* _THE PROBLEM_: For each line below that includes the word "title", make a copy.
★ ★ ★
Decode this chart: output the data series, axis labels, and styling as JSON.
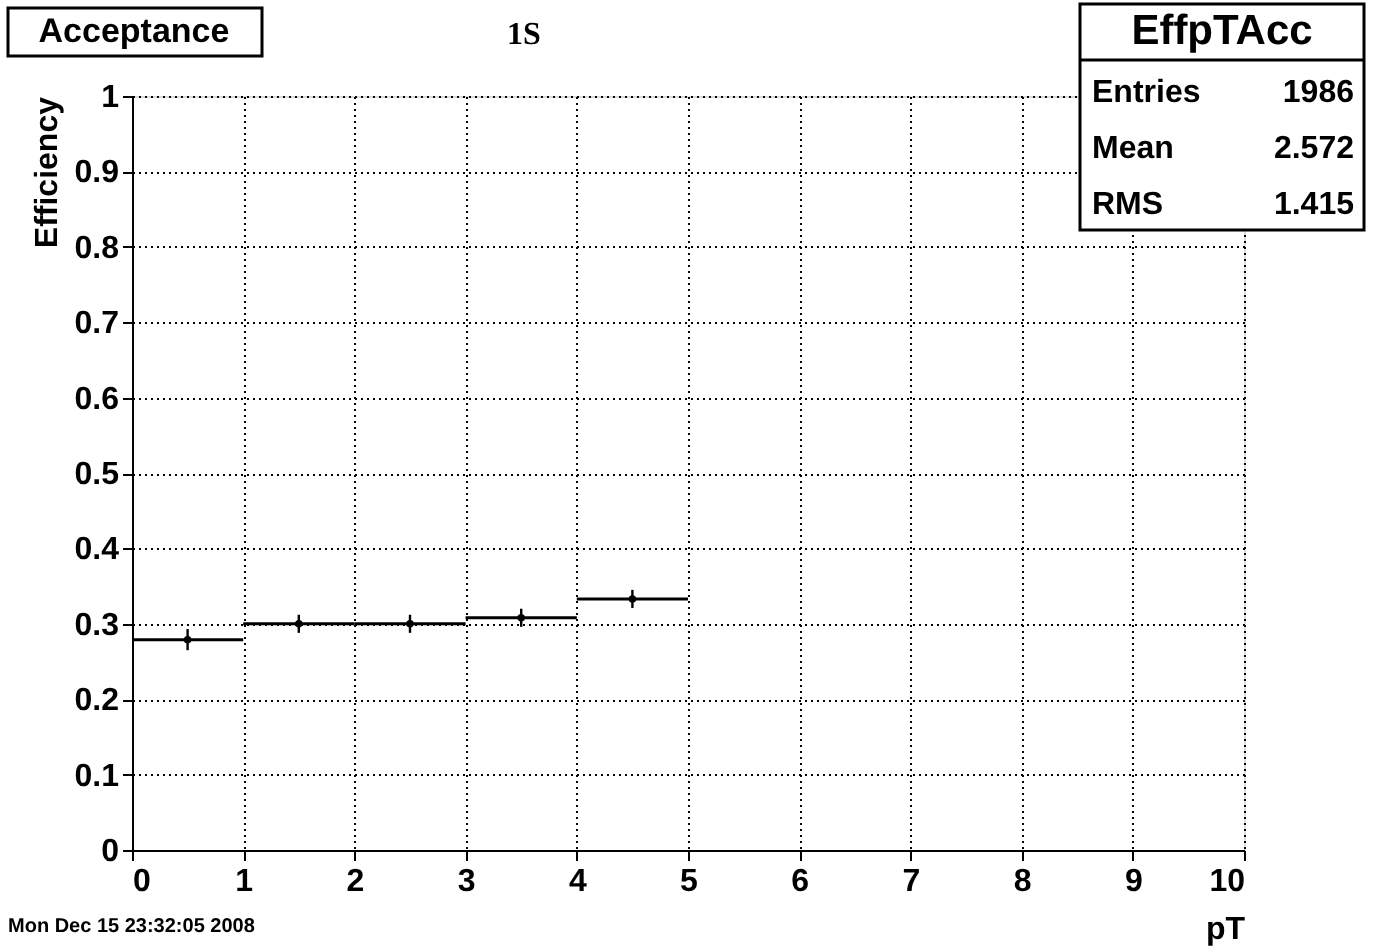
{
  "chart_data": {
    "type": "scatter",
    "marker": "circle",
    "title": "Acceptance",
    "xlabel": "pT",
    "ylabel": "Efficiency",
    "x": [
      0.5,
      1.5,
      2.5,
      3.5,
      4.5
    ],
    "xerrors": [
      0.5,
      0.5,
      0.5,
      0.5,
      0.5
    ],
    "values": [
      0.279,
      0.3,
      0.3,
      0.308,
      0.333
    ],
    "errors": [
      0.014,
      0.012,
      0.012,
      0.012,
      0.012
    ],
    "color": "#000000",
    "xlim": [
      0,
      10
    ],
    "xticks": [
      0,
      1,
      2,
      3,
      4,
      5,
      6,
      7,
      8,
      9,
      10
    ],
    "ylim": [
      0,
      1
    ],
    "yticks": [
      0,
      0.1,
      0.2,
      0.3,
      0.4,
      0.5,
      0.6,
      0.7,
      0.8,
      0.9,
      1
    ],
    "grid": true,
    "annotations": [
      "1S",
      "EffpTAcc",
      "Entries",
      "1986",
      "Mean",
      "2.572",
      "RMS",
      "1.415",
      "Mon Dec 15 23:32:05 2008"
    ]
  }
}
★ ★ ★
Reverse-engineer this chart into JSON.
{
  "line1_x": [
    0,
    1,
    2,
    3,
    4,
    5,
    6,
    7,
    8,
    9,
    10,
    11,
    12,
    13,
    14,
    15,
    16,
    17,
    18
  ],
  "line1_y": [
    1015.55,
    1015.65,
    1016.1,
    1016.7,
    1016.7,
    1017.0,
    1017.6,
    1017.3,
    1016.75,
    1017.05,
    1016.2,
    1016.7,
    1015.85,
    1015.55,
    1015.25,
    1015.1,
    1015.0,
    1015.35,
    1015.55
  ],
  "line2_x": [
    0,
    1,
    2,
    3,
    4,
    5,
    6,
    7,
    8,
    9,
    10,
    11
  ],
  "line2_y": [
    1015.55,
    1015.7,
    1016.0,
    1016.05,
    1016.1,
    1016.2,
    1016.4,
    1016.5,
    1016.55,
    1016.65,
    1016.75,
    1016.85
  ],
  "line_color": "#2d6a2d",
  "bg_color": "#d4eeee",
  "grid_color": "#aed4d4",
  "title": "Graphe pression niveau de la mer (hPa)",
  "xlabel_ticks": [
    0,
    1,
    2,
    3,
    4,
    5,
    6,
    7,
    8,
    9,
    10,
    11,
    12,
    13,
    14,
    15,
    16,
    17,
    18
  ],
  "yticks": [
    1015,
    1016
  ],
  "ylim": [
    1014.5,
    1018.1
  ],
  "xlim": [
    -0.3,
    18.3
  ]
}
★ ★ ★
* _RESPONSE BELOW_:
    "title": "Acceptance",
  "title": "Graphe pression niveau de la mer (hPa)",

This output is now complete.